YOUR GOAL
Lines that hold the string "Practice" are to be counted; give only their number.

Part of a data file
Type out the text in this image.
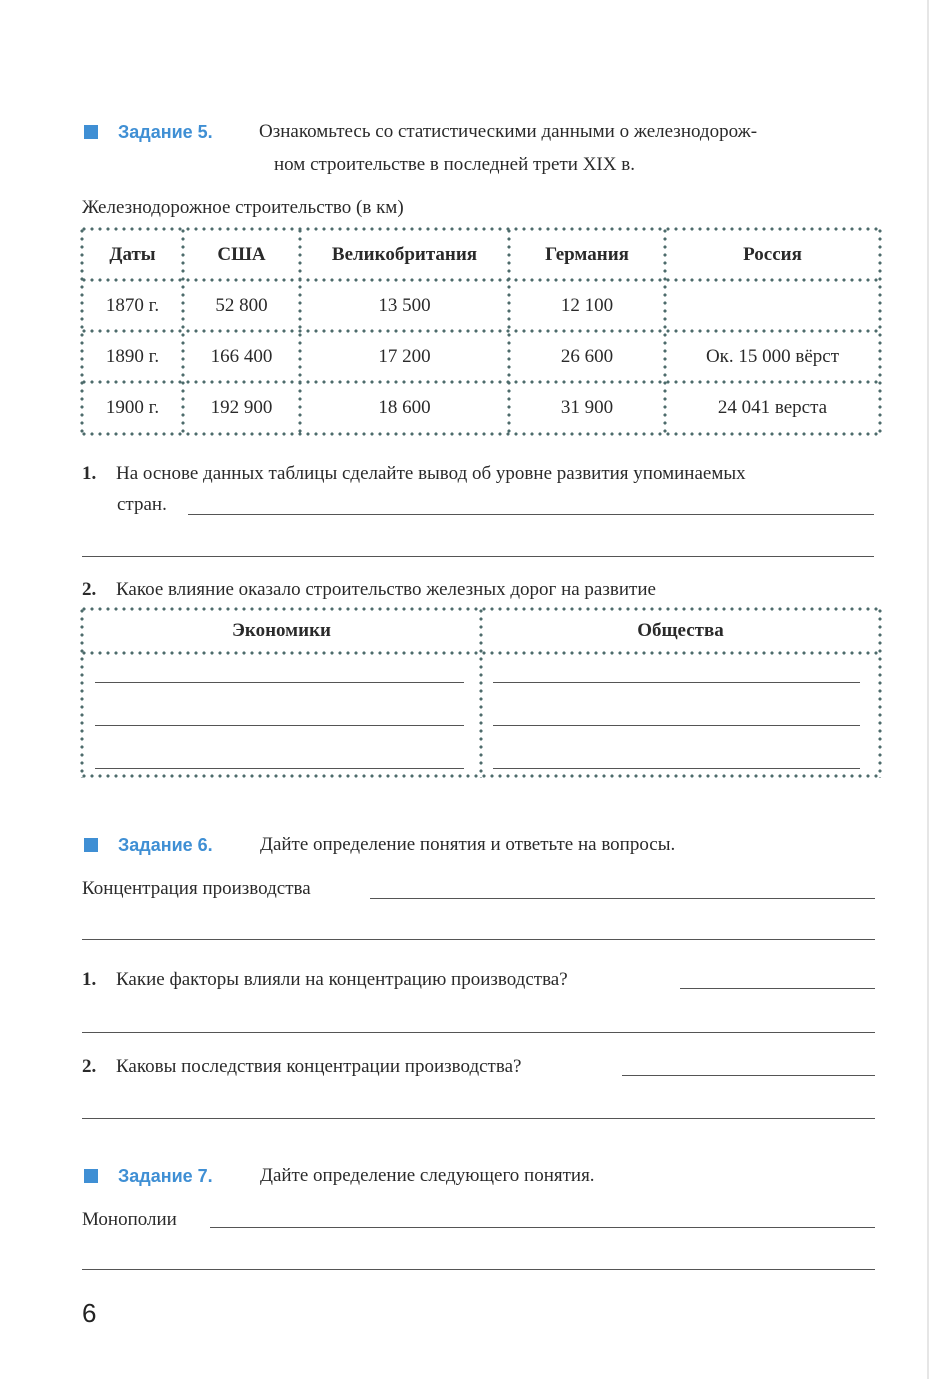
Задание 5. Ознакомьтесь со статистическими данными о железнодорож-
ном строительстве в последней трети XIX в.
Железнодорожное строительство (в км)
Даты	США	Великобритания	Германия	Россия
1870 г.	52 800	13 500	12 100
1890 г.	166 400	17 200	26 600	Ок. 15 000 вёрст
1900 г.	192 900	18 600	31 900	24 041 верста
1. На основе данных таблицы сделайте вывод об уровне развития упоминаемых
стран.
2. Какое влияние оказало строительство железных дорог на развитие
Экономики	Общества
Задание 6. Дайте определение понятия и ответьте на вопросы.
Концентрация производства
1. Какие факторы влияли на концентрацию производства?
2. Каковы последствия концентрации производства?
Задание 7. Дайте определение следующего понятия.
Монополии
6
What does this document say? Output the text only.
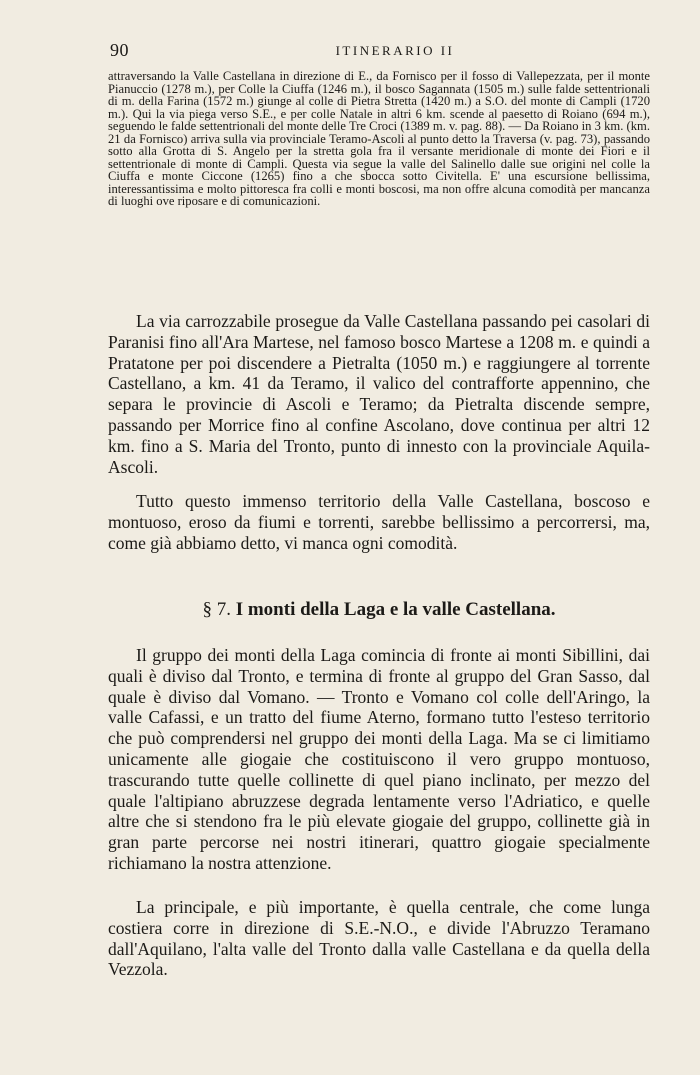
90	ITINERARIO II

attraversando la Valle Castellana in direzione di E., da Fornisco per il fosso di Vallepezzata, per il monte Pianuccio (1278 m.), per Colle la Ciuffa (1246 m.), il bosco Sagannata (1505 m.) sulle falde settentrionali di m. della Farina (1572 m.) giunge al colle di Pietra Stretta (1420 m.) a S.O. del monte di Campli (1720 m.). Qui la via piega verso S.E., e per colle Natale in altri 6 km. scende al paesetto di Roiano (694 m.), seguendo le falde settentrionali del monte delle Tre Croci (1389 m. v. pag. 88). — Da Roiano in 3 km. (km. 21 da Fornisco) arriva sulla via provinciale Teramo-Ascoli al punto detto la Traversa (v. pag. 73), passando sotto alla Grotta di S. Angelo per la stretta gola fra il versante meridionale di monte dei Fiori e il settentrionale di monte di Campli. Questa via segue la valle del Salinello dalle sue origini nel colle la Ciuffa e monte Ciccone (1265) fino a che sbocca sotto Civitella. E' una escursione bellissima, interessantissima e molto pittoresca fra colli e monti boscosi, ma non offre alcuna comodità per mancanza di luoghi ove riposare e di comunicazioni.

La via carrozzabile prosegue da Valle Castellana passando pei casolari di Paranisi fino all'Ara Martese, nel famoso bosco Martese a 1208 m. e quindi a Pratatone per poi discendere a Pietralta (1050 m.) e raggiungere al torrente Castellano, a km. 41 da Teramo, il valico del contrafforte appennino, che separa le provincie di Ascoli e Teramo; da Pietralta discende sempre, passando per Morrice fino al confine Ascolano, dove continua per altri 12 km. fino a S. Maria del Tronto, punto di innesto con la provinciale Aquila-Ascoli.

Tutto questo immenso territorio della Valle Castellana, boscoso e montuoso, eroso da fiumi e torrenti, sarebbe bellissimo a percorrersi, ma, come già abbiamo detto, vi manca ogni comodità.

§ 7. I monti della Laga e la valle Castellana.

Il gruppo dei monti della Laga comincia di fronte ai monti Sibillini, dai quali è diviso dal Tronto, e termina di fronte al gruppo del Gran Sasso, dal quale è diviso dal Vomano. — Tronto e Vomano col colle dell'Aringo, la valle Cafassi, e un tratto del fiume Aterno, formano tutto l'esteso territorio che può comprendersi nel gruppo dei monti della Laga. Ma se ci limitiamo unicamente alle giogaie che costituiscono il vero gruppo montuoso, trascurando tutte quelle collinette di quel piano inclinato, per mezzo del quale l'altipiano abruzzese degrada lentamente verso l'Adriatico, e quelle altre che si stendono fra le più elevate giogaie del gruppo, collinette già in gran parte percorse nei nostri itinerari, quattro giogaie specialmente richiamano la nostra attenzione.

La principale, e più importante, è quella centrale, che come lunga costiera corre in direzione di S.E.-N.O., e divide l'Abruzzo Teramano dall'Aquilano, l'alta valle del Tronto dalla valle Castellana e da quella della Vezzola.
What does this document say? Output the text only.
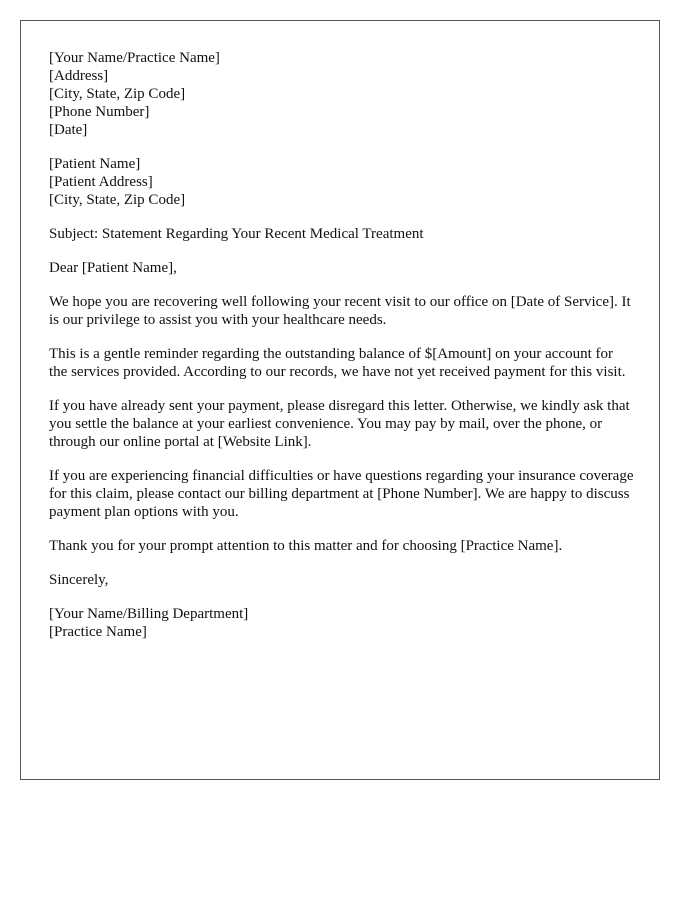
[Your Name/Practice Name]
[Address]
[City, State, Zip Code]
[Phone Number]
[Date]
[Patient Name]
[Patient Address]
[City, State, Zip Code]

Subject: Statement Regarding Your Recent Medical Treatment

Dear [Patient Name],

We hope you are recovering well following your recent visit to our office on [Date of Service]. It is our privilege to assist you with your healthcare needs.

This is a gentle reminder regarding the outstanding balance of $[Amount] on your account for the services provided. According to our records, we have not yet received payment for this visit.

If you have already sent your payment, please disregard this letter. Otherwise, we kindly ask that you settle the balance at your earliest convenience. You may pay by mail, over the phone, or through our online portal at [Website Link].

If you are experiencing financial difficulties or have questions regarding your insurance coverage for this claim, please contact our billing department at [Phone Number]. We are happy to discuss payment plan options with you.

Thank you for your prompt attention to this matter and for choosing [Practice Name].

Sincerely,

[Your Name/Billing Department]
[Practice Name]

REPLY TO THE TASK
3